= Supplied material =
########################################

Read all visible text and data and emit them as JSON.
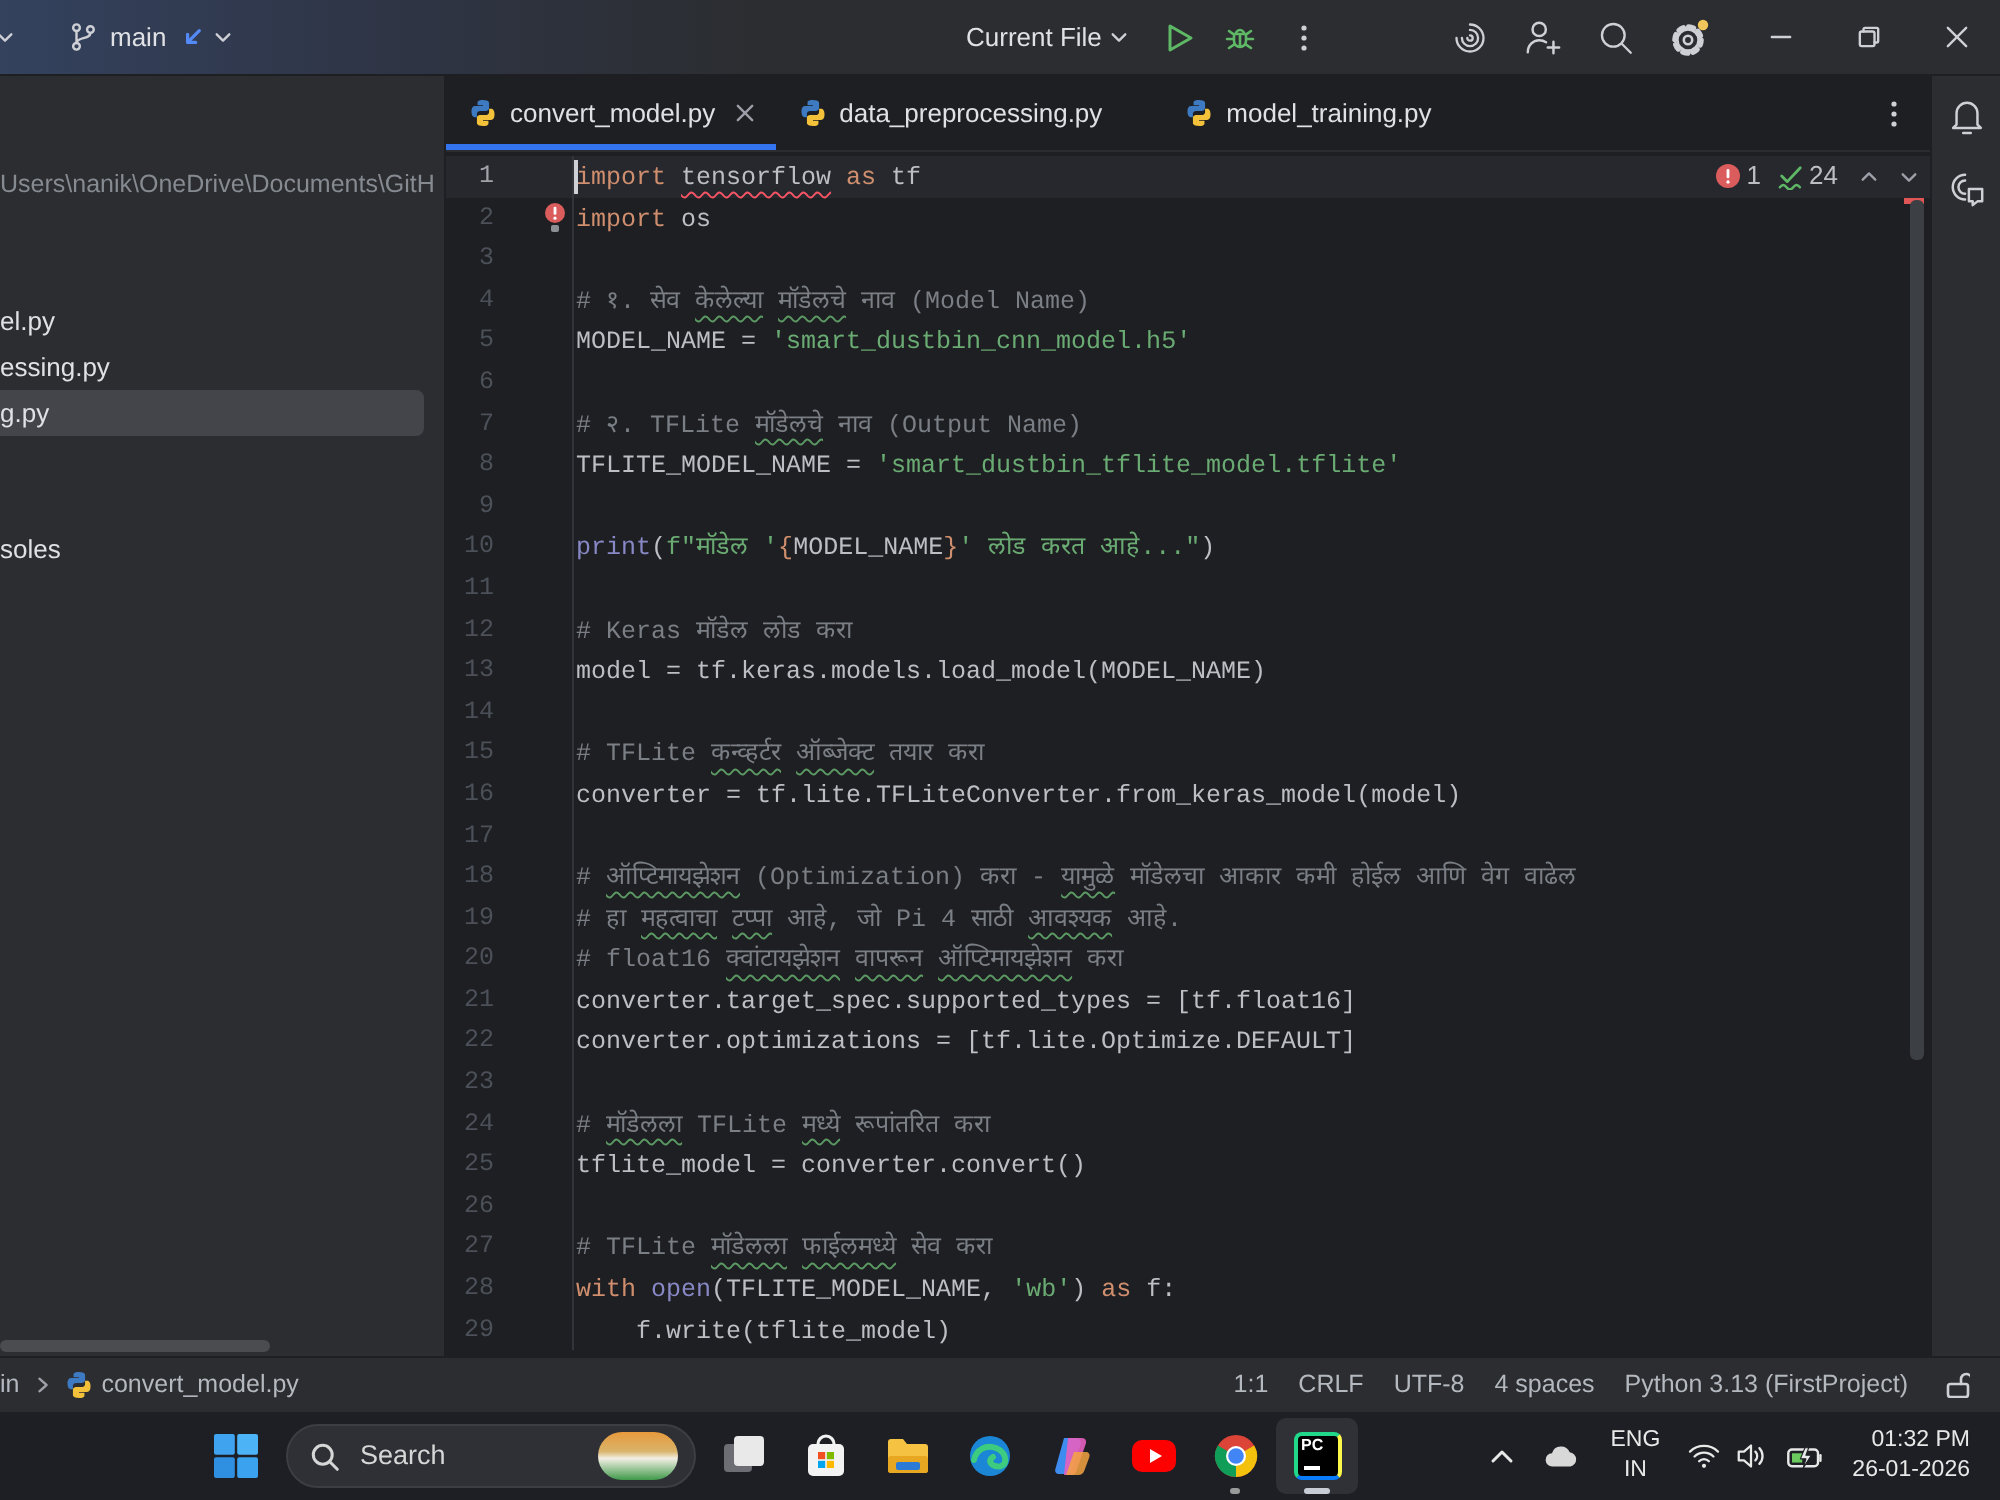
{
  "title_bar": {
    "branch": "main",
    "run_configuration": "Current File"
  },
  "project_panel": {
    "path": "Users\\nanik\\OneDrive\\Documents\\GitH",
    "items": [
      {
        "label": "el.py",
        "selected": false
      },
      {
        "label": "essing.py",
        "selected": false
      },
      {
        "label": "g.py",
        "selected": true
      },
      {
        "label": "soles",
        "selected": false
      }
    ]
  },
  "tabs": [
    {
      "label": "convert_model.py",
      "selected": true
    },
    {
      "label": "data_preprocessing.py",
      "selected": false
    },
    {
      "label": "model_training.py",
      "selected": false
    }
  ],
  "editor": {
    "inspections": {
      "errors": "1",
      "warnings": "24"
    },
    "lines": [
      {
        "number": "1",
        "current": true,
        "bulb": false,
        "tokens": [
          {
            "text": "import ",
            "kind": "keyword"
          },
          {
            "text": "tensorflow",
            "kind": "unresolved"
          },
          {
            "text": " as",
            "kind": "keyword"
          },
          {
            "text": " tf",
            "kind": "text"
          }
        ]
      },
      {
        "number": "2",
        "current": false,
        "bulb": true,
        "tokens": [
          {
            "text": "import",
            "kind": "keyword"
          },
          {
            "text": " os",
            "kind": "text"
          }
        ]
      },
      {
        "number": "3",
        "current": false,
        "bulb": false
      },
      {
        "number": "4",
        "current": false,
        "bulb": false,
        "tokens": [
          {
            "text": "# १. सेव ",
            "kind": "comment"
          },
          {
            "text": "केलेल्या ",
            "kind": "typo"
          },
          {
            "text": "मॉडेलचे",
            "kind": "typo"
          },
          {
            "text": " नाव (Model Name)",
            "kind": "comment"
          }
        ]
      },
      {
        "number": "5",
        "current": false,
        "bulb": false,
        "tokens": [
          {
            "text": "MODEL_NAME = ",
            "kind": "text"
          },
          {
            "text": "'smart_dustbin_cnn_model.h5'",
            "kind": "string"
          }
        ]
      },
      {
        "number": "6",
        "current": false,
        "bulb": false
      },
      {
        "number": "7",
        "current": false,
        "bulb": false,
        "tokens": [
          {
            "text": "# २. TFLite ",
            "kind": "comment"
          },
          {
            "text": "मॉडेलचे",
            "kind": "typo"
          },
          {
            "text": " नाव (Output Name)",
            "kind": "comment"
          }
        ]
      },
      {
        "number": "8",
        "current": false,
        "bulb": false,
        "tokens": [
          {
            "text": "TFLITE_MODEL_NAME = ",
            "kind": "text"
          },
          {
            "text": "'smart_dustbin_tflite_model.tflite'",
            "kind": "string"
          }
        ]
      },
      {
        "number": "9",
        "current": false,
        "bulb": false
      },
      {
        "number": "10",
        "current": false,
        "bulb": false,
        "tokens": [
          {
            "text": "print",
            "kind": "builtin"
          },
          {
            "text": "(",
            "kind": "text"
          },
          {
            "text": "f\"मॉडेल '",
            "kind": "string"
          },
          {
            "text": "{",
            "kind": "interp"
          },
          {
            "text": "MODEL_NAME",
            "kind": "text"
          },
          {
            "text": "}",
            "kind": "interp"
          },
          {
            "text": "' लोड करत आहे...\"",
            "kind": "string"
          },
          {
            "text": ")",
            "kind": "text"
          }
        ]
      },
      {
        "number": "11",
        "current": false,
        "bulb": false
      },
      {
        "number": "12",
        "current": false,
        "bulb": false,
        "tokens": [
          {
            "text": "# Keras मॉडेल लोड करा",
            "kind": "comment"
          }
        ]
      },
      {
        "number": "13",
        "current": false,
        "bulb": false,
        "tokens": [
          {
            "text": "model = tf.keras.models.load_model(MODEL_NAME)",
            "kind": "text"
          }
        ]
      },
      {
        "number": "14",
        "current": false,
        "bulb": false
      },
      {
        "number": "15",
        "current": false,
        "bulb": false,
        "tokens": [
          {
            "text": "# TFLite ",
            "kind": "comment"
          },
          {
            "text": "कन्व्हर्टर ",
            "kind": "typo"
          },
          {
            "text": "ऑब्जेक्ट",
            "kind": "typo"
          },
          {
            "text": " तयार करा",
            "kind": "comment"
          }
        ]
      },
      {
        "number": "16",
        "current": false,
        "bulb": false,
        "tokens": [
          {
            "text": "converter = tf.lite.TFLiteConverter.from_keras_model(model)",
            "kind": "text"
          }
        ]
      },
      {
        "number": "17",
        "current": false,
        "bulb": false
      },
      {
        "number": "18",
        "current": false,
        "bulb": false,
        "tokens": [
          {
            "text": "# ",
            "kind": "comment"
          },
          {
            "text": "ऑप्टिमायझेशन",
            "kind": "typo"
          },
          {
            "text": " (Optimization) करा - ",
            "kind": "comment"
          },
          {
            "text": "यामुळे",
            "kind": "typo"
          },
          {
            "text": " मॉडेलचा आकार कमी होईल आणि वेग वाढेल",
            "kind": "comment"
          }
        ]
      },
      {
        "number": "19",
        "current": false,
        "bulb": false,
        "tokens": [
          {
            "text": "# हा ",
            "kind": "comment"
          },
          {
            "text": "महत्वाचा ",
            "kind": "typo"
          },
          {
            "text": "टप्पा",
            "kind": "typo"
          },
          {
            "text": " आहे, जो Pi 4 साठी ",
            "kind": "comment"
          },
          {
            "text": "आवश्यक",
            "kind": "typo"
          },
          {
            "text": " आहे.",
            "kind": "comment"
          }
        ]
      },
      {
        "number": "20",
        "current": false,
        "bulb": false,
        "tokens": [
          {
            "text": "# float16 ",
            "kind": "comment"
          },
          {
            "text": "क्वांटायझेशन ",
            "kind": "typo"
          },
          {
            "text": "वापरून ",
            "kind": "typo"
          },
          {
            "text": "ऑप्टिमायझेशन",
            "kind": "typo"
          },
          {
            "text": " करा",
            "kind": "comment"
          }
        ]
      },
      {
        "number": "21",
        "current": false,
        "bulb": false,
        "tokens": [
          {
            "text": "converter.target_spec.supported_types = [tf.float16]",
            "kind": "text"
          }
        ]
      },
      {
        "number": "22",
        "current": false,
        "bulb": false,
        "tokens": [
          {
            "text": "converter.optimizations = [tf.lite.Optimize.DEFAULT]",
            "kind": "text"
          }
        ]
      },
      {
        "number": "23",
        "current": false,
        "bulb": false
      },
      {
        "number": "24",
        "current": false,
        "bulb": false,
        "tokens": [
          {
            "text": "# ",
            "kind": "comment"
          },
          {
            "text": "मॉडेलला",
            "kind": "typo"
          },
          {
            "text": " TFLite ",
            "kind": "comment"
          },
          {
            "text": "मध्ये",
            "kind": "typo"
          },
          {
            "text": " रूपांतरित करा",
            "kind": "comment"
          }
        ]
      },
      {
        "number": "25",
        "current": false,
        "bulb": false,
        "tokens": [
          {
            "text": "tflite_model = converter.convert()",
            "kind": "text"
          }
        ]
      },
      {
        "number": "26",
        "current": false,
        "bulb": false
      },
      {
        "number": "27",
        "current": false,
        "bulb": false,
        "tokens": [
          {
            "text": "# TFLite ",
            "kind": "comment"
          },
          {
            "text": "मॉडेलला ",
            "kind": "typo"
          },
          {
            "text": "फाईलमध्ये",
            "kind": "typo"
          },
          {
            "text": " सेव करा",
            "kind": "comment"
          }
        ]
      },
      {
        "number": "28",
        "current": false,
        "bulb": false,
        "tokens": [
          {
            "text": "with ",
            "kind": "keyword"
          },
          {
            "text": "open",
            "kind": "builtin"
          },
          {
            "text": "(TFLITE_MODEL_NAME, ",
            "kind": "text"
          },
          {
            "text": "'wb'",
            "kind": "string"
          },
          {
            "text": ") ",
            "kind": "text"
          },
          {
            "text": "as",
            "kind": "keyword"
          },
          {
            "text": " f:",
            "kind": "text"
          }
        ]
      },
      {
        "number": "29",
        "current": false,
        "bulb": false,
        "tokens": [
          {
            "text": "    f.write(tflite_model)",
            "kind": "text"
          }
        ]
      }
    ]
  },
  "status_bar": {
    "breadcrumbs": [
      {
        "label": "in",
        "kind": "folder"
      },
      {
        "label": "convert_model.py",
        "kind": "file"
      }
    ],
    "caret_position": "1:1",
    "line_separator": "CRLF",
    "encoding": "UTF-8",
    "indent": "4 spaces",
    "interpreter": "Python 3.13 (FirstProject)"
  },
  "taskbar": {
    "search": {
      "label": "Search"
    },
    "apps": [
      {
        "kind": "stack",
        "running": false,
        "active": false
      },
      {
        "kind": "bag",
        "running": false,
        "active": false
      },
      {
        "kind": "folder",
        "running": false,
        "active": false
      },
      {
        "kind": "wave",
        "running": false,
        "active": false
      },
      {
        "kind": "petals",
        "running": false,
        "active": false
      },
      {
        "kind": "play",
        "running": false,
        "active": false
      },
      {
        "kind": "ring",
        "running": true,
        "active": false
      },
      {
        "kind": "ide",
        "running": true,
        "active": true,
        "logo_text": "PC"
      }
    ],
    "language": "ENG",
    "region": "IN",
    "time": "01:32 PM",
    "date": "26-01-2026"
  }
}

########################################

= Exercise description =
List all lines where "label" occurs.

= Written reply =
        "label": "el.py",
        "label": "essing.py",
        "label": "g.py",
        "label": "soles",
      "label": "convert_model.py",
      "label": "data_preprocessing.py",
      "label": "model_training.py",
        "label": "in",
        "label": "convert_model.py",
      "label": "Search"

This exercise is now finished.